• RECORDS FOR THIS TASK:
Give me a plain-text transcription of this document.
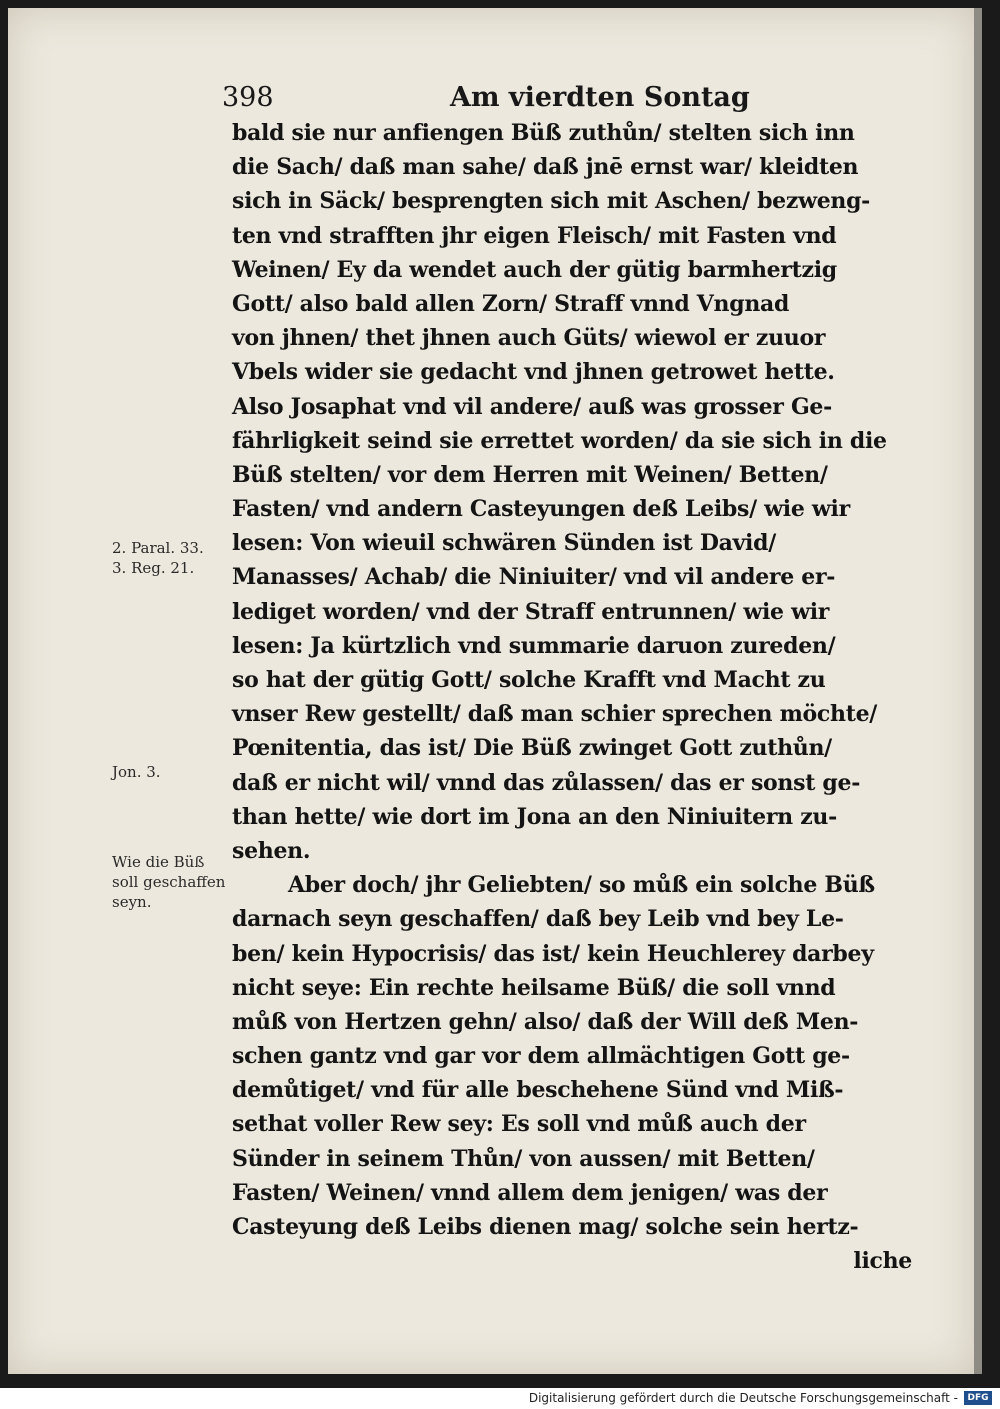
398	Am vierdten Sontag
2. Paral. 33.
3. Reg. 21.
Jon. 3.
Wie die Büß
soll geschaffen
seyn.
bald sie nur anfiengen Büß zuthůn/ stelten sich inn
die Sach/ daß man sahe/ daß jnē ernst war/ kleidten
sich in Säck/ besprengten sich mit Aschen/ bezweng-
ten vnd strafften jhr eigen Fleisch/ mit Fasten vnd
Weinen/ Ey da wendet auch der gütig barmhertzig
Gott/ also bald allen Zorn/ Straff vnnd Vngnad
von jhnen/ thet jhnen auch Güts/ wiewol er zuuor
Vbels wider sie gedacht vnd jhnen getrowet hette.
Also Josaphat vnd vil andere/ auß was grosser Ge-
fährligkeit seind sie errettet worden/ da sie sich in die
Büß stelten/ vor dem Herren mit Weinen/ Betten/
Fasten/ vnd andern Casteyungen deß Leibs/ wie wir
lesen: Von wieuil schwären Sünden ist David/
Manasses/ Achab/ die Niniuiter/ vnd vil andere er-
lediget worden/ vnd der Straff entrunnen/ wie wir
lesen: Ja kürtzlich vnd summarie daruon zureden/
so hat der gütig Gott/ solche Krafft vnd Macht zu
vnser Rew gestellt/ daß man schier sprechen möchte/
Pœnitentia, das ist/ Die Büß zwinget Gott zuthůn/
daß er nicht wil/ vnnd das zůlassen/ das er sonst ge-
than hette/ wie dort im Jona an den Niniuitern zu-
sehen.
Aber doch/ jhr Geliebten/ so můß ein solche Büß
darnach seyn geschaffen/ daß bey Leib vnd bey Le-
ben/ kein Hypocrisis/ das ist/ kein Heuchlerey darbey
nicht seye: Ein rechte heilsame Büß/ die soll vnnd
můß von Hertzen gehn/ also/ daß der Will deß Men-
schen gantz vnd gar vor dem allmächtigen Gott ge-
demůtiget/ vnd für alle beschehene Sünd vnd Miß-
sethat voller Rew sey: Es soll vnd můß auch der
Sünder in seinem Thůn/ von aussen/ mit Betten/
Fasten/ Weinen/ vnnd allem dem jenigen/ was der
Casteyung deß Leibs dienen mag/ solche sein hertz-
liche
Digitalisierung gefördert durch die Deutsche Forschungsgemeinschaft -	DFG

• GOAL:
Copy out the entries verbatim and leave the images out.

• EXPECTED ANSWER:
Give me a plain-text transcription of this document.
398	Am vierdten Sontag
2. Paral. 33.
3. Reg. 21.
Jon. 3.
Wie die Büß
soll geschaffen
seyn.
bald sie nur anfiengen Büß zuthůn/ stelten sich inn
die Sach/ daß man sahe/ daß jnē ernst war/ kleidten
sich in Säck/ besprengten sich mit Aschen/ bezweng-
ten vnd strafften jhr eigen Fleisch/ mit Fasten vnd
Weinen/ Ey da wendet auch der gütig barmhertzig
Gott/ also bald allen Zorn/ Straff vnnd Vngnad
von jhnen/ thet jhnen auch Güts/ wiewol er zuuor
Vbels wider sie gedacht vnd jhnen getrowet hette.
Also Josaphat vnd vil andere/ auß was grosser Ge-
fährligkeit seind sie errettet worden/ da sie sich in die
Büß stelten/ vor dem Herren mit Weinen/ Betten/
Fasten/ vnd andern Casteyungen deß Leibs/ wie wir
lesen: Von wieuil schwären Sünden ist David/
Manasses/ Achab/ die Niniuiter/ vnd vil andere er-
lediget worden/ vnd der Straff entrunnen/ wie wir
lesen: Ja kürtzlich vnd summarie daruon zureden/
so hat der gütig Gott/ solche Krafft vnd Macht zu
vnser Rew gestellt/ daß man schier sprechen möchte/
Pœnitentia, das ist/ Die Büß zwinget Gott zuthůn/
daß er nicht wil/ vnnd das zůlassen/ das er sonst ge-
than hette/ wie dort im Jona an den Niniuitern zu-
sehen.
Aber doch/ jhr Geliebten/ so můß ein solche Büß
darnach seyn geschaffen/ daß bey Leib vnd bey Le-
ben/ kein Hypocrisis/ das ist/ kein Heuchlerey darbey
nicht seye: Ein rechte heilsame Büß/ die soll vnnd
můß von Hertzen gehn/ also/ daß der Will deß Men-
schen gantz vnd gar vor dem allmächtigen Gott ge-
demůtiget/ vnd für alle beschehene Sünd vnd Miß-
sethat voller Rew sey: Es soll vnd můß auch der
Sünder in seinem Thůn/ von aussen/ mit Betten/
Fasten/ Weinen/ vnnd allem dem jenigen/ was der
Casteyung deß Leibs dienen mag/ solche sein hertz-
liche
Digitalisierung gefördert durch die Deutsche Forschungsgemeinschaft -	DFG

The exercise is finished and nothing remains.